-- START OF DATA IN THIS EXERCISE --

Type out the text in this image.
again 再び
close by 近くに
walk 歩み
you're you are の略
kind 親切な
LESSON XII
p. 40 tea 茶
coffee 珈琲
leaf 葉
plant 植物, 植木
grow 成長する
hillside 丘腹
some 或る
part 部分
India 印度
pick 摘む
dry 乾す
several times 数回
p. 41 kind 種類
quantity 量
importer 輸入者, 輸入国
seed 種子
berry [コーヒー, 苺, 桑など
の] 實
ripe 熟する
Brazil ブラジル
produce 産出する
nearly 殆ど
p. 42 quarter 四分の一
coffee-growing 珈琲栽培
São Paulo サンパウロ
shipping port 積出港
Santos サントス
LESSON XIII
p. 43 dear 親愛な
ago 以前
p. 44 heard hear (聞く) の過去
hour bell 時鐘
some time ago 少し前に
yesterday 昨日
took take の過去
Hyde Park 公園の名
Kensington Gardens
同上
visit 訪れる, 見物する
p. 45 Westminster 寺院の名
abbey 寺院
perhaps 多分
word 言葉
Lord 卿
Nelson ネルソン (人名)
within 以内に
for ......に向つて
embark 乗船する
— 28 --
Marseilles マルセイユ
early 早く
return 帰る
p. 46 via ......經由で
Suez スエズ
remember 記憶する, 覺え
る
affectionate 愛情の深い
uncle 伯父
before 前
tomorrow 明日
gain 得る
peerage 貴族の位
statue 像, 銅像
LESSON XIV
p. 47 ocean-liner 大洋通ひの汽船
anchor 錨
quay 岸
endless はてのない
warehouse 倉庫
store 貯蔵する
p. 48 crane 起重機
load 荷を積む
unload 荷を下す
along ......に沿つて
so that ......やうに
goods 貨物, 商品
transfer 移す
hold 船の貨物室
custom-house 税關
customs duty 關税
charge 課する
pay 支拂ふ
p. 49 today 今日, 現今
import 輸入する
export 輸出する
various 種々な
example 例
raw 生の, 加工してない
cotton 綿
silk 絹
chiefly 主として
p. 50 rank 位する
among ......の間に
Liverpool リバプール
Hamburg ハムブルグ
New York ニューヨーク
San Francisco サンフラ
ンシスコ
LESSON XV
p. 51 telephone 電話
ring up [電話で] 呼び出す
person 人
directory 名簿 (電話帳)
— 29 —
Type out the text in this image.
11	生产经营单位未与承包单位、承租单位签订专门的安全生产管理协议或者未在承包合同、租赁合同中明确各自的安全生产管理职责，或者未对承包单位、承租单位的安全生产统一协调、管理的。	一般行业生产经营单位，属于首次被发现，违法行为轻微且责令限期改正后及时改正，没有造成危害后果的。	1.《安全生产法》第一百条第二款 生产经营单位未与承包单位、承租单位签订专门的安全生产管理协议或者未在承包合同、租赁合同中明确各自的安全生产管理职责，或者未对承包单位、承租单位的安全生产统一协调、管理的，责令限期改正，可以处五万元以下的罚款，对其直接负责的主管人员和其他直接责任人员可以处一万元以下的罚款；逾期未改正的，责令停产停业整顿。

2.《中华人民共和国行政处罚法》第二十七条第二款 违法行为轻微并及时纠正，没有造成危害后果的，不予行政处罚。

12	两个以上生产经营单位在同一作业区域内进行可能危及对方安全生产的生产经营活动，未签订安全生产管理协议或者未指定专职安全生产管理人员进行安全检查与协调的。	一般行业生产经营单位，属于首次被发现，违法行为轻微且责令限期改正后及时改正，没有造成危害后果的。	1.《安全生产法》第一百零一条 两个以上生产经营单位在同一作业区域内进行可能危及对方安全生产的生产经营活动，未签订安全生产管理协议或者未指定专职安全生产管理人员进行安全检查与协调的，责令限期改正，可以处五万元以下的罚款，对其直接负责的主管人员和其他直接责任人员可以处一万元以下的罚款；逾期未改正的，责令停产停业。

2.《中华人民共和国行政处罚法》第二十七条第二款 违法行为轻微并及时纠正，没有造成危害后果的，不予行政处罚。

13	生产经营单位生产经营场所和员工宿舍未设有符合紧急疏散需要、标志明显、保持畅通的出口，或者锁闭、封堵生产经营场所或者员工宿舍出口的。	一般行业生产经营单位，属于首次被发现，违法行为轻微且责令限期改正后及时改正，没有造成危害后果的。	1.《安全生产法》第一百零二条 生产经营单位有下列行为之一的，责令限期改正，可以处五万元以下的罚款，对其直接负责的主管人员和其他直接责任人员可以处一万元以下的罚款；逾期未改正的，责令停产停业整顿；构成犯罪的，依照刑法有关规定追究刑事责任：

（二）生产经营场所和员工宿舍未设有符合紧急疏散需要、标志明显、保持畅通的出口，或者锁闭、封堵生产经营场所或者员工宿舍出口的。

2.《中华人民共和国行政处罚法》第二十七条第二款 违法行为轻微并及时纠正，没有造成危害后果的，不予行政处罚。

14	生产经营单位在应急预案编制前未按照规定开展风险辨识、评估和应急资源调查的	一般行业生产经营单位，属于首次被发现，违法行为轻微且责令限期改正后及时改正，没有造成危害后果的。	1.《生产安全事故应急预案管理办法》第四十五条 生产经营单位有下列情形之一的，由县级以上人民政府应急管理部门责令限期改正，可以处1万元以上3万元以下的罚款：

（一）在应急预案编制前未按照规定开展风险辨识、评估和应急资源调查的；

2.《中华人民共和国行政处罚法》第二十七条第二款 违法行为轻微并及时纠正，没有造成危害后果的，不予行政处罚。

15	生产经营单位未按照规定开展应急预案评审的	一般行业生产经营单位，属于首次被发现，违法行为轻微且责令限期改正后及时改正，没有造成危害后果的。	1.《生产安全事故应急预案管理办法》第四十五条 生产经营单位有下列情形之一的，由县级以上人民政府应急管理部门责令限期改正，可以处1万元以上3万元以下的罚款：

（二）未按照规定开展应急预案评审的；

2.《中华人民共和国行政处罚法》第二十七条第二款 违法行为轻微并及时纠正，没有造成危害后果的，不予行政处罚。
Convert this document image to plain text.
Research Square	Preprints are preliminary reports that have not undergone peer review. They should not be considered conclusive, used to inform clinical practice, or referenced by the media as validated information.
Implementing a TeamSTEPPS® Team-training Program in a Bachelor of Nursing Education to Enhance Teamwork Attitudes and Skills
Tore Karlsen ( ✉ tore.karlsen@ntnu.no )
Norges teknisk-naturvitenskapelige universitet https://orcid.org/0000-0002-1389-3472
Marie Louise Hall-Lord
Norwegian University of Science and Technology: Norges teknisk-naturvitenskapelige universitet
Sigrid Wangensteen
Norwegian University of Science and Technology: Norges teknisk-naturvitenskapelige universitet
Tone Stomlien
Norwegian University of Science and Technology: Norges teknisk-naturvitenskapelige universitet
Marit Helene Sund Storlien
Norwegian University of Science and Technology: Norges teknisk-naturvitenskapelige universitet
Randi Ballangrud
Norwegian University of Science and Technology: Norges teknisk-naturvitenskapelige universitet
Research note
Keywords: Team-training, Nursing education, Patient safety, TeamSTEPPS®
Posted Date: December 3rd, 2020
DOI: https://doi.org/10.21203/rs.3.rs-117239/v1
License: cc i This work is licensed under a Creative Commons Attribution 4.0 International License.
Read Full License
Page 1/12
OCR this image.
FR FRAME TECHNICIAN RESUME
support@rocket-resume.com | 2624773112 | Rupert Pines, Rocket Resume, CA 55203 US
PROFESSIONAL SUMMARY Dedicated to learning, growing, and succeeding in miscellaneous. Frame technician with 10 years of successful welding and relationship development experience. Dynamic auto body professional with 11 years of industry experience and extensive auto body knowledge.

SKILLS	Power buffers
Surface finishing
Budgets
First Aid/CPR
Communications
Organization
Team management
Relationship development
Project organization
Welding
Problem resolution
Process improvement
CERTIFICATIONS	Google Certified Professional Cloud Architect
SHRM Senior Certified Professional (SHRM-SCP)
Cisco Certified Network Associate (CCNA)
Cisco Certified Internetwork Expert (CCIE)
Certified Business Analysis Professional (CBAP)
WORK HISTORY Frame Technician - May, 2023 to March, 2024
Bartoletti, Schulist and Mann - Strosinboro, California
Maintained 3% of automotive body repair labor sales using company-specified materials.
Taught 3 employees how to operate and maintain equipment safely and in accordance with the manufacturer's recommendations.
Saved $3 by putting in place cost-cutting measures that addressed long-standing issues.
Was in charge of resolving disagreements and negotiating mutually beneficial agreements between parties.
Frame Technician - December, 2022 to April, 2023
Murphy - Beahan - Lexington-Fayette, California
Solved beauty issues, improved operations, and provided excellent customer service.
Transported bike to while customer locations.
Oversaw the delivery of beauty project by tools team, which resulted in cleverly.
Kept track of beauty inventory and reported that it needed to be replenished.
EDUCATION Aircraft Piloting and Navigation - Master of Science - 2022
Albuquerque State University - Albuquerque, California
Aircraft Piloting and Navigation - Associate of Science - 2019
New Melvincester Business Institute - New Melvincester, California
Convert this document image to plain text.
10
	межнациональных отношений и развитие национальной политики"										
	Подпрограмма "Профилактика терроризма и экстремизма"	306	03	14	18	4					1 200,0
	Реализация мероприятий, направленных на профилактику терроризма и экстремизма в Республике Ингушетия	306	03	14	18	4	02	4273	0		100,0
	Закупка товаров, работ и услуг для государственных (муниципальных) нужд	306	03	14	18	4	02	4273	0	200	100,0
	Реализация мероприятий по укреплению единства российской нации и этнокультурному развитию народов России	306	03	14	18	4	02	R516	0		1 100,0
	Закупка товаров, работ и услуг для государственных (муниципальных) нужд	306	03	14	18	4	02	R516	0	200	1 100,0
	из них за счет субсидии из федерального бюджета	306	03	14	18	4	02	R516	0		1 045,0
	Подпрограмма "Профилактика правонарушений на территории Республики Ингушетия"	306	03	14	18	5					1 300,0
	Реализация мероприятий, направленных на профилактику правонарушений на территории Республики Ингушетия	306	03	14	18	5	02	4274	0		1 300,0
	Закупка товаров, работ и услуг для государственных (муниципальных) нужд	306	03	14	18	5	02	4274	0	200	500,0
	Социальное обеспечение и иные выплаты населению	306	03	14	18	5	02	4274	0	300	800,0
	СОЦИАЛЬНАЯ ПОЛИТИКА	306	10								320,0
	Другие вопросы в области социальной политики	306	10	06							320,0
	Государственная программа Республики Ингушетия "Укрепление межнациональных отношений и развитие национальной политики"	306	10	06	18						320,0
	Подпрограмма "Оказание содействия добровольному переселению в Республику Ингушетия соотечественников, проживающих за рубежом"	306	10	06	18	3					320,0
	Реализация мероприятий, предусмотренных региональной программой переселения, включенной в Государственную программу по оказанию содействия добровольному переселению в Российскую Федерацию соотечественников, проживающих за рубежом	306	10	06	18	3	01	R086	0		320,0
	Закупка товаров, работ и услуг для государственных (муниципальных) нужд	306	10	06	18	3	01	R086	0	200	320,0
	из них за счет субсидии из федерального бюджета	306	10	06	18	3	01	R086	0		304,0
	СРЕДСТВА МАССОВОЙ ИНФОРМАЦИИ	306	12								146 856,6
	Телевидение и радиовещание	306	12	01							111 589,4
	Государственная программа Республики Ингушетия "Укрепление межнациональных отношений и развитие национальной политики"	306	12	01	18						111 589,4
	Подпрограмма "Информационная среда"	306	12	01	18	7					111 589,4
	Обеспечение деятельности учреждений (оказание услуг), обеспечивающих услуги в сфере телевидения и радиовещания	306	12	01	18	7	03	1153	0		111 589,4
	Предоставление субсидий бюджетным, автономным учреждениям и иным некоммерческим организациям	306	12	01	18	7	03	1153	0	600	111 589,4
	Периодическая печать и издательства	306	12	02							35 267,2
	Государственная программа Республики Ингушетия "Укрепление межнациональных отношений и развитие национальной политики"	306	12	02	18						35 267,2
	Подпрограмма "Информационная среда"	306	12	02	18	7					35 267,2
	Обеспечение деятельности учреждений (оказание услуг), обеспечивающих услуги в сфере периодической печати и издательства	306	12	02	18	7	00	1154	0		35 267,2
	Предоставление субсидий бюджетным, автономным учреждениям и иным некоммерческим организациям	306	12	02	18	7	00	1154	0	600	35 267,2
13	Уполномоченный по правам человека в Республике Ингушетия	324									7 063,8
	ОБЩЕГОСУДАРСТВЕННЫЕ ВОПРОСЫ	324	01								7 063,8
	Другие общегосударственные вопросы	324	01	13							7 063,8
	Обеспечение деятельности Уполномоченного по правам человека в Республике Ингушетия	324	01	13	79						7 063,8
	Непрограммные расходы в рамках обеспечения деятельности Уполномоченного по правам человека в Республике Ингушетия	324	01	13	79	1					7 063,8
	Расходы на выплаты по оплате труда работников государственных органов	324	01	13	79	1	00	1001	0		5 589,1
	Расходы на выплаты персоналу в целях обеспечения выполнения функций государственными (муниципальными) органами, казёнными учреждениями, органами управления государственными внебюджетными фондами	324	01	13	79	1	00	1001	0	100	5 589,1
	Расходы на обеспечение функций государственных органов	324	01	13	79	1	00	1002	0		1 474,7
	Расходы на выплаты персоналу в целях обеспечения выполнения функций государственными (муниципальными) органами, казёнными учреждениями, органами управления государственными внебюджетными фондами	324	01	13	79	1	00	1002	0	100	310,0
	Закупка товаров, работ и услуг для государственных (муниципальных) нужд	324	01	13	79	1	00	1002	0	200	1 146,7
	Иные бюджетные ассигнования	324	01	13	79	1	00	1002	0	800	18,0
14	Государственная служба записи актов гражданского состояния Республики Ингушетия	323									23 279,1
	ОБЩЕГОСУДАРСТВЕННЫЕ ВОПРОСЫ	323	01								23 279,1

-- END OF DATA IN THIS EXERCISE --

REQUEST - Pick out each line in the material containing "территории".

ANSWER -
	Подпрограмма "Профилактика правонарушений на территории Республики Ингушетия"	306	03	14	18	5					1 300,0
	Реализация мероприятий, направленных на профилактику правонарушений на территории Республики Ингушетия	306	03	14	18	5	02	4274	0		1 300,0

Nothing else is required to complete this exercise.